(Dataset rows)
• • • •
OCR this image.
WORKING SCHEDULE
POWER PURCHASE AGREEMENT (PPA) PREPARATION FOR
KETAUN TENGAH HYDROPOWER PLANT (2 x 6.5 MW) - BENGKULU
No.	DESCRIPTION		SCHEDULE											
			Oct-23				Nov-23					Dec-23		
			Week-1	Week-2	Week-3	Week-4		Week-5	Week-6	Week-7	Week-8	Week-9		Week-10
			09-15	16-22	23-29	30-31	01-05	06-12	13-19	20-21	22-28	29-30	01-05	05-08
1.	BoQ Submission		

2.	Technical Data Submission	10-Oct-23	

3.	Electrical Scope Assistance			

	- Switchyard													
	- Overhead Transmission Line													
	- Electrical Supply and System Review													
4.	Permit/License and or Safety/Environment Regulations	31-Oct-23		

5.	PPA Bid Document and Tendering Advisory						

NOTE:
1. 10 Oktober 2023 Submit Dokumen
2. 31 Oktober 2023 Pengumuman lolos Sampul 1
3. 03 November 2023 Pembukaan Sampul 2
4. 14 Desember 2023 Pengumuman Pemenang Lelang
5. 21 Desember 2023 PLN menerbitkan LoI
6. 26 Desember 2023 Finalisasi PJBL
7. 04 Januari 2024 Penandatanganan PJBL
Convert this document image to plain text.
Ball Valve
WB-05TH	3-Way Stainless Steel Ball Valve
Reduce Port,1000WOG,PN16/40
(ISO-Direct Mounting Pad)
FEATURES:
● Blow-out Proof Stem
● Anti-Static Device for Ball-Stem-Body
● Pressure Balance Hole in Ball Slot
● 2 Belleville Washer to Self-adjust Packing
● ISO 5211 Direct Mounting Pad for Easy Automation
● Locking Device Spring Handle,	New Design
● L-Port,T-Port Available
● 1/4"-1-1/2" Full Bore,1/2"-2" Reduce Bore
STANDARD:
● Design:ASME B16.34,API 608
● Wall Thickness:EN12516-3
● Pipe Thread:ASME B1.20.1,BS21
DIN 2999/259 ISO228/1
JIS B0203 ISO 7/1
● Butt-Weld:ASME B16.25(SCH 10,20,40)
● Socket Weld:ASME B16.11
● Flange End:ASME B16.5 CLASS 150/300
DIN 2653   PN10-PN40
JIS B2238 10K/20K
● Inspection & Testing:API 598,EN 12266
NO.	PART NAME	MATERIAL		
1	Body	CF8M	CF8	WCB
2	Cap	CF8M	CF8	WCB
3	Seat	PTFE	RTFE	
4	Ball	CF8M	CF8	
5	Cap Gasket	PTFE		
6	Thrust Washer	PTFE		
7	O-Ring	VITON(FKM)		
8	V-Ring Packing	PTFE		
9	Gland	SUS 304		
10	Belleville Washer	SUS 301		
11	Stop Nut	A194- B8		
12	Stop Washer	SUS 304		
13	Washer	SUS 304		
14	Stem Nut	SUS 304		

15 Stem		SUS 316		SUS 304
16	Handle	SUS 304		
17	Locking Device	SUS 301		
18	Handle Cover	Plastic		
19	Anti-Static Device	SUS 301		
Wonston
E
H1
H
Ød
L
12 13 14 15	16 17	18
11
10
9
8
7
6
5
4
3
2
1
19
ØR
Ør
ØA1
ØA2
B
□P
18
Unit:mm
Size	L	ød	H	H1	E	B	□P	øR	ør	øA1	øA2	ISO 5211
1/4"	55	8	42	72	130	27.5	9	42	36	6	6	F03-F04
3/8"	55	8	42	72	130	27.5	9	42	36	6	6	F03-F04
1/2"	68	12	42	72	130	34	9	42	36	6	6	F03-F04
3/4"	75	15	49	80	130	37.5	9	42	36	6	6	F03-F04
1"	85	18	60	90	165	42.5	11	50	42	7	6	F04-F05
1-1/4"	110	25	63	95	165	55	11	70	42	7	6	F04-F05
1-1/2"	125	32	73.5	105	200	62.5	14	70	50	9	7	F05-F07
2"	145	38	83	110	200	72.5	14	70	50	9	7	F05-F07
• • • •
Transcribe the data. Leave every line exactly as it is.

OCR this image.
WORKING SCHEDULE
POWER PURCHASE AGREEMENT (PPA) PREPARATION FOR
KETAUN TENGAH HYDROPOWER PLANT (2 x 6.5 MW) - BENGKULU
No.	DESCRIPTION		SCHEDULE											
			Oct-23				Nov-23					Dec-23		
			Week-1	Week-2	Week-3	Week-4		Week-5	Week-6	Week-7	Week-8	Week-9		Week-10
			09-15	16-22	23-29	30-31	01-05	06-12	13-19	20-21	22-28	29-30	01-05	05-08
1.	BoQ Submission		

2.	Technical Data Submission	10-Oct-23	

3.	Electrical Scope Assistance			

	- Switchyard													
	- Overhead Transmission Line													
	- Electrical Supply and System Review													
4.	Permit/License and or Safety/Environment Regulations	31-Oct-23		

5.	PPA Bid Document and Tendering Advisory						

NOTE:
1. 10 Oktober 2023 Submit Dokumen
2. 31 Oktober 2023 Pengumuman lolos Sampul 1
3. 03 November 2023 Pembukaan Sampul 2
4. 14 Desember 2023 Pengumuman Pemenang Lelang
5. 21 Desember 2023 PLN menerbitkan LoI
6. 26 Desember 2023 Finalisasi PJBL
7. 04 Januari 2024 Penandatanganan PJBL
Convert this document image to plain text.
Ball Valve
WB-05TH	3-Way Stainless Steel Ball Valve
Reduce Port,1000WOG,PN16/40
(ISO-Direct Mounting Pad)
FEATURES:
● Blow-out Proof Stem
● Anti-Static Device for Ball-Stem-Body
● Pressure Balance Hole in Ball Slot
● 2 Belleville Washer to Self-adjust Packing
● ISO 5211 Direct Mounting Pad for Easy Automation
● Locking Device Spring Handle,	New Design
● L-Port,T-Port Available
● 1/4"-1-1/2" Full Bore,1/2"-2" Reduce Bore
STANDARD:
● Design:ASME B16.34,API 608
● Wall Thickness:EN12516-3
● Pipe Thread:ASME B1.20.1,BS21
DIN 2999/259 ISO228/1
JIS B0203 ISO 7/1
● Butt-Weld:ASME B16.25(SCH 10,20,40)
● Socket Weld:ASME B16.11
● Flange End:ASME B16.5 CLASS 150/300
DIN 2653   PN10-PN40
JIS B2238 10K/20K
● Inspection & Testing:API 598,EN 12266
NO.	PART NAME	MATERIAL		
1	Body	CF8M	CF8	WCB
2	Cap	CF8M	CF8	WCB
3	Seat	PTFE	RTFE	
4	Ball	CF8M	CF8	
5	Cap Gasket	PTFE		
6	Thrust Washer	PTFE		
7	O-Ring	VITON(FKM)		
8	V-Ring Packing	PTFE		
9	Gland	SUS 304		
10	Belleville Washer	SUS 301		
11	Stop Nut	A194- B8		
12	Stop Washer	SUS 304		
13	Washer	SUS 304		
14	Stem Nut	SUS 304		

15 Stem		SUS 316		SUS 304
16	Handle	SUS 304		
17	Locking Device	SUS 301		
18	Handle Cover	Plastic		
19	Anti-Static Device	SUS 301		
Wonston
E
H1
H
Ød
L
12 13 14 15	16 17	18
11
10
9
8
7
6
5
4
3
2
1
19
ØR
Ør
ØA1
ØA2
B
□P
18
Unit:mm
Size	L	ød	H	H1	E	B	□P	øR	ør	øA1	øA2	ISO 5211
1/4"	55	8	42	72	130	27.5	9	42	36	6	6	F03-F04
3/8"	55	8	42	72	130	27.5	9	42	36	6	6	F03-F04
1/2"	68	12	42	72	130	34	9	42	36	6	6	F03-F04
3/4"	75	15	49	80	130	37.5	9	42	36	6	6	F03-F04
1"	85	18	60	90	165	42.5	11	50	42	7	6	F04-F05
1-1/4"	110	25	63	95	165	55	11	70	42	7	6	F04-F05
1-1/2"	125	32	73.5	105	200	62.5	14	70	50	9	7	F05-F07
2"	145	38	83	110	200	72.5	14	70	50	9	7	F05-F07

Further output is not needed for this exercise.